(Figure content listings)
######

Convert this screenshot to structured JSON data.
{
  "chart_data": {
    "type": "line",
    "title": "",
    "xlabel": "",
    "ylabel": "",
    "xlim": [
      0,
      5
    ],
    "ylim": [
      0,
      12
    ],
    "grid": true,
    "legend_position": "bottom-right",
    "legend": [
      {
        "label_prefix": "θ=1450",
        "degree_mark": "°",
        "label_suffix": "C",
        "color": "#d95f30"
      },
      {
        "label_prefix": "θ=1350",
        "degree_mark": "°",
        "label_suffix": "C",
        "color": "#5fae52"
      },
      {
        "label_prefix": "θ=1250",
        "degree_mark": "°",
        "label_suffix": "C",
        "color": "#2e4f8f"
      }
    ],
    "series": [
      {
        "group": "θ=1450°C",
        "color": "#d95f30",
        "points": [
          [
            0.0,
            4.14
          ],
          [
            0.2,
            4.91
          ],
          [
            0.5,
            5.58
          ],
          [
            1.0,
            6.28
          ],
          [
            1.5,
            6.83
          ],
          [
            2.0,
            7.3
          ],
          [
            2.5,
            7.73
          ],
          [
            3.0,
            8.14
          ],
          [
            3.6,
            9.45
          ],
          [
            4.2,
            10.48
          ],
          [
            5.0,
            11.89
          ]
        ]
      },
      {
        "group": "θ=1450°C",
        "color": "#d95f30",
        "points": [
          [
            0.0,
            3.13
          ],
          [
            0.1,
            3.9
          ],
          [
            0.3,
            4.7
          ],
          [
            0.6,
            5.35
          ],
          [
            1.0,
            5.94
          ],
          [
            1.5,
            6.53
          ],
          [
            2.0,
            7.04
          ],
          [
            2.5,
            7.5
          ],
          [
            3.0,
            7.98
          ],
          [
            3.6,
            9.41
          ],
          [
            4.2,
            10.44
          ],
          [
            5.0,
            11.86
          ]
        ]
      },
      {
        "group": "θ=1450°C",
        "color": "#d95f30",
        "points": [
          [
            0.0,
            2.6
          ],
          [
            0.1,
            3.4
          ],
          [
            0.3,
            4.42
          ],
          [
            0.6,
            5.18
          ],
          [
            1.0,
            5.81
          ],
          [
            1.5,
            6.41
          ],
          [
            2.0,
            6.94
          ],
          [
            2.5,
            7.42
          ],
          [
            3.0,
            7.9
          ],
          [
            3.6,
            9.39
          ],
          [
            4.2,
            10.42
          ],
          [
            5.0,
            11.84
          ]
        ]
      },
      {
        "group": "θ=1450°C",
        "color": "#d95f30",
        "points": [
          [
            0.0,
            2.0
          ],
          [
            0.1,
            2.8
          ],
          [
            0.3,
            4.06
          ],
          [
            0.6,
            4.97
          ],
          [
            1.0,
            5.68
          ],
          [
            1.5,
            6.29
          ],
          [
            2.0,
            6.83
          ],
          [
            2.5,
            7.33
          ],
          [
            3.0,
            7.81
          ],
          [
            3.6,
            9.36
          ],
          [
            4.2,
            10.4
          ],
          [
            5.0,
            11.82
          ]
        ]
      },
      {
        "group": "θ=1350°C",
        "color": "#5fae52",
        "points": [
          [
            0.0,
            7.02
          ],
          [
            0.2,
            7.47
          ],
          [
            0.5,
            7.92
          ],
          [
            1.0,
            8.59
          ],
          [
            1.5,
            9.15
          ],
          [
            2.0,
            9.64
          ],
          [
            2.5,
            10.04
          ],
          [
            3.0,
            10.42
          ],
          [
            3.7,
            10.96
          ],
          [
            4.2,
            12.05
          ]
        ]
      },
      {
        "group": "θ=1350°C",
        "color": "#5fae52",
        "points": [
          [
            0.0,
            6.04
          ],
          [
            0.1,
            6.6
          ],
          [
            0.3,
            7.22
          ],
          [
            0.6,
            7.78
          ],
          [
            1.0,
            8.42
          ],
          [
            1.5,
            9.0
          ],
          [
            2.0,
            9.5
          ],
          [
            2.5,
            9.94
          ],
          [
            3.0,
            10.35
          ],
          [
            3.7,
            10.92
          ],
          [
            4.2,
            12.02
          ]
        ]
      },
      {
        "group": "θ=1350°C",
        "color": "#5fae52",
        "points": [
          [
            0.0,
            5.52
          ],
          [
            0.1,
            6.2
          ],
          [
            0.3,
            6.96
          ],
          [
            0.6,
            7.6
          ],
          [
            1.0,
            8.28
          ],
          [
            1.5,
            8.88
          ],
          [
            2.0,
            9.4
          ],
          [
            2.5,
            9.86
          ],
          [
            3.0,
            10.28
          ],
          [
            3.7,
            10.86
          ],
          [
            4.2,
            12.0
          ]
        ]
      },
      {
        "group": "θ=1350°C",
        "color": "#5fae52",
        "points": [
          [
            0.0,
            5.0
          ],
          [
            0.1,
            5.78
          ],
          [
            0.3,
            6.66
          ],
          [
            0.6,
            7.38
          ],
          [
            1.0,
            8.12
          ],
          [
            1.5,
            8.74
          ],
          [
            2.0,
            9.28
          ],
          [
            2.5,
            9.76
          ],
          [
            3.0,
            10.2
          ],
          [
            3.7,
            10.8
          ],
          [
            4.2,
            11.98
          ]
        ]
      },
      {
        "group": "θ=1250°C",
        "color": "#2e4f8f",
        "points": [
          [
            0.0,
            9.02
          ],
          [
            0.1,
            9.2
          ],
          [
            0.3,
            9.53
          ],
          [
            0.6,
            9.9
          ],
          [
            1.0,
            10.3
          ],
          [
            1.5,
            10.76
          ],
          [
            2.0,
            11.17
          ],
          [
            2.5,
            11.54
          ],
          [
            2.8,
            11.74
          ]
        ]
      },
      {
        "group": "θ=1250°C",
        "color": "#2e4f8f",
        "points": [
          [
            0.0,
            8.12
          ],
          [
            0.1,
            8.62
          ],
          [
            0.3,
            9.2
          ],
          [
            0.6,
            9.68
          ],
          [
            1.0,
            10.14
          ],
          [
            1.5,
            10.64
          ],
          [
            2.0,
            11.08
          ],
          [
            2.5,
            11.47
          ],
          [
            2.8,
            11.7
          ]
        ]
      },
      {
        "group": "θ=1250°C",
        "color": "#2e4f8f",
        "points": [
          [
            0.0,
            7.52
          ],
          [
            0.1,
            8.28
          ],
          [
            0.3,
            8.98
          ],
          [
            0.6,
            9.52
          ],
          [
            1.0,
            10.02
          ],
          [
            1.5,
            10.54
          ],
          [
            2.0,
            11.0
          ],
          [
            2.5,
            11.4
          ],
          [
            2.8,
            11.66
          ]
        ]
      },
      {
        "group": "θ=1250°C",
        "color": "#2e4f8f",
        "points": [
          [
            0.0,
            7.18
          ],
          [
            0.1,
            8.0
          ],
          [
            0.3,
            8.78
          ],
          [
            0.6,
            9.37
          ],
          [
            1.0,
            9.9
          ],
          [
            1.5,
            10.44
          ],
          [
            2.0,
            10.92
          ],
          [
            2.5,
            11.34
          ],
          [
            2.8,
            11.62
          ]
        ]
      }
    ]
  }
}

######

> _What you have to do_
Each record must be repeated exactly as it is.

> _Correct output_
Convert this screenshot to structured JSON data.
{
  "chart_data": {
    "type": "line",
    "title": "",
    "xlabel": "",
    "ylabel": "",
    "xlim": [
      0,
      5
    ],
    "ylim": [
      0,
      12
    ],
    "grid": true,
    "legend_position": "bottom-right",
    "legend": [
      {
        "label_prefix": "θ=1450",
        "degree_mark": "°",
        "label_suffix": "C",
        "color": "#d95f30"
      },
      {
        "label_prefix": "θ=1350",
        "degree_mark": "°",
        "label_suffix": "C",
        "color": "#5fae52"
      },
      {
        "label_prefix": "θ=1250",
        "degree_mark": "°",
        "label_suffix": "C",
        "color": "#2e4f8f"
      }
    ],
    "series": [
      {
        "group": "θ=1450°C",
        "color": "#d95f30",
        "points": [
          [
            0.0,
            4.14
          ],
          [
            0.2,
            4.91
          ],
          [
            0.5,
            5.58
          ],
          [
            1.0,
            6.28
          ],
          [
            1.5,
            6.83
          ],
          [
            2.0,
            7.3
          ],
          [
            2.5,
            7.73
          ],
          [
            3.0,
            8.14
          ],
          [
            3.6,
            9.45
          ],
          [
            4.2,
            10.48
          ],
          [
            5.0,
            11.89
          ]
        ]
      },
      {
        "group": "θ=1450°C",
        "color": "#d95f30",
        "points": [
          [
            0.0,
            3.13
          ],
          [
            0.1,
            3.9
          ],
          [
            0.3,
            4.7
          ],
          [
            0.6,
            5.35
          ],
          [
            1.0,
            5.94
          ],
          [
            1.5,
            6.53
          ],
          [
            2.0,
            7.04
          ],
          [
            2.5,
            7.5
          ],
          [
            3.0,
            7.98
          ],
          [
            3.6,
            9.41
          ],
          [
            4.2,
            10.44
          ],
          [
            5.0,
            11.86
          ]
        ]
      },
      {
        "group": "θ=1450°C",
        "color": "#d95f30",
        "points": [
          [
            0.0,
            2.6
          ],
          [
            0.1,
            3.4
          ],
          [
            0.3,
            4.42
          ],
          [
            0.6,
            5.18
          ],
          [
            1.0,
            5.81
          ],
          [
            1.5,
            6.41
          ],
          [
            2.0,
            6.94
          ],
          [
            2.5,
            7.42
          ],
          [
            3.0,
            7.9
          ],
          [
            3.6,
            9.39
          ],
          [
            4.2,
            10.42
          ],
          [
            5.0,
            11.84
          ]
        ]
      },
      {
        "group": "θ=1450°C",
        "color": "#d95f30",
        "points": [
          [
            0.0,
            2.0
          ],
          [
            0.1,
            2.8
          ],
          [
            0.3,
            4.06
          ],
          [
            0.6,
            4.97
          ],
          [
            1.0,
            5.68
          ],
          [
            1.5,
            6.29
          ],
          [
            2.0,
            6.83
          ],
          [
            2.5,
            7.33
          ],
          [
            3.0,
            7.81
          ],
          [
            3.6,
            9.36
          ],
          [
            4.2,
            10.4
          ],
          [
            5.0,
            11.82
          ]
        ]
      },
      {
        "group": "θ=1350°C",
        "color": "#5fae52",
        "points": [
          [
            0.0,
            7.02
          ],
          [
            0.2,
            7.47
          ],
          [
            0.5,
            7.92
          ],
          [
            1.0,
            8.59
          ],
          [
            1.5,
            9.15
          ],
          [
            2.0,
            9.64
          ],
          [
            2.5,
            10.04
          ],
          [
            3.0,
            10.42
          ],
          [
            3.7,
            10.96
          ],
          [
            4.2,
            12.05
          ]
        ]
      },
      {
        "group": "θ=1350°C",
        "color": "#5fae52",
        "points": [
          [
            0.0,
            6.04
          ],
          [
            0.1,
            6.6
          ],
          [
            0.3,
            7.22
          ],
          [
            0.6,
            7.78
          ],
          [
            1.0,
            8.42
          ],
          [
            1.5,
            9.0
          ],
          [
            2.0,
            9.5
          ],
          [
            2.5,
            9.94
          ],
          [
            3.0,
            10.35
          ],
          [
            3.7,
            10.92
          ],
          [
            4.2,
            12.02
          ]
        ]
      },
      {
        "group": "θ=1350°C",
        "color": "#5fae52",
        "points": [
          [
            0.0,
            5.52
          ],
          [
            0.1,
            6.2
          ],
          [
            0.3,
            6.96
          ],
          [
            0.6,
            7.6
          ],
          [
            1.0,
            8.28
          ],
          [
            1.5,
            8.88
          ],
          [
            2.0,
            9.4
          ],
          [
            2.5,
            9.86
          ],
          [
            3.0,
            10.28
          ],
          [
            3.7,
            10.86
          ],
          [
            4.2,
            12.0
          ]
        ]
      },
      {
        "group": "θ=1350°C",
        "color": "#5fae52",
        "points": [
          [
            0.0,
            5.0
          ],
          [
            0.1,
            5.78
          ],
          [
            0.3,
            6.66
          ],
          [
            0.6,
            7.38
          ],
          [
            1.0,
            8.12
          ],
          [
            1.5,
            8.74
          ],
          [
            2.0,
            9.28
          ],
          [
            2.5,
            9.76
          ],
          [
            3.0,
            10.2
          ],
          [
            3.7,
            10.8
          ],
          [
            4.2,
            11.98
          ]
        ]
      },
      {
        "group": "θ=1250°C",
        "color": "#2e4f8f",
        "points": [
          [
            0.0,
            9.02
          ],
          [
            0.1,
            9.2
          ],
          [
            0.3,
            9.53
          ],
          [
            0.6,
            9.9
          ],
          [
            1.0,
            10.3
          ],
          [
            1.5,
            10.76
          ],
          [
            2.0,
            11.17
          ],
          [
            2.5,
            11.54
          ],
          [
            2.8,
            11.74
          ]
        ]
      },
      {
        "group": "θ=1250°C",
        "color": "#2e4f8f",
        "points": [
          [
            0.0,
            8.12
          ],
          [
            0.1,
            8.62
          ],
          [
            0.3,
            9.2
          ],
          [
            0.6,
            9.68
          ],
          [
            1.0,
            10.14
          ],
          [
            1.5,
            10.64
          ],
          [
            2.0,
            11.08
          ],
          [
            2.5,
            11.47
          ],
          [
            2.8,
            11.7
          ]
        ]
      },
      {
        "group": "θ=1250°C",
        "color": "#2e4f8f",
        "points": [
          [
            0.0,
            7.52
          ],
          [
            0.1,
            8.28
          ],
          [
            0.3,
            8.98
          ],
          [
            0.6,
            9.52
          ],
          [
            1.0,
            10.02
          ],
          [
            1.5,
            10.54
          ],
          [
            2.0,
            11.0
          ],
          [
            2.5,
            11.4
          ],
          [
            2.8,
            11.66
          ]
        ]
      },
      {
        "group": "θ=1250°C",
        "color": "#2e4f8f",
        "points": [
          [
            0.0,
            7.18
          ],
          [
            0.1,
            8.0
          ],
          [
            0.3,
            8.78
          ],
          [
            0.6,
            9.37
          ],
          [
            1.0,
            9.9
          ],
          [
            1.5,
            10.44
          ],
          [
            2.0,
            10.92
          ],
          [
            2.5,
            11.34
          ],
          [
            2.8,
            11.62
          ]
        ]
      }
    ]
  }
}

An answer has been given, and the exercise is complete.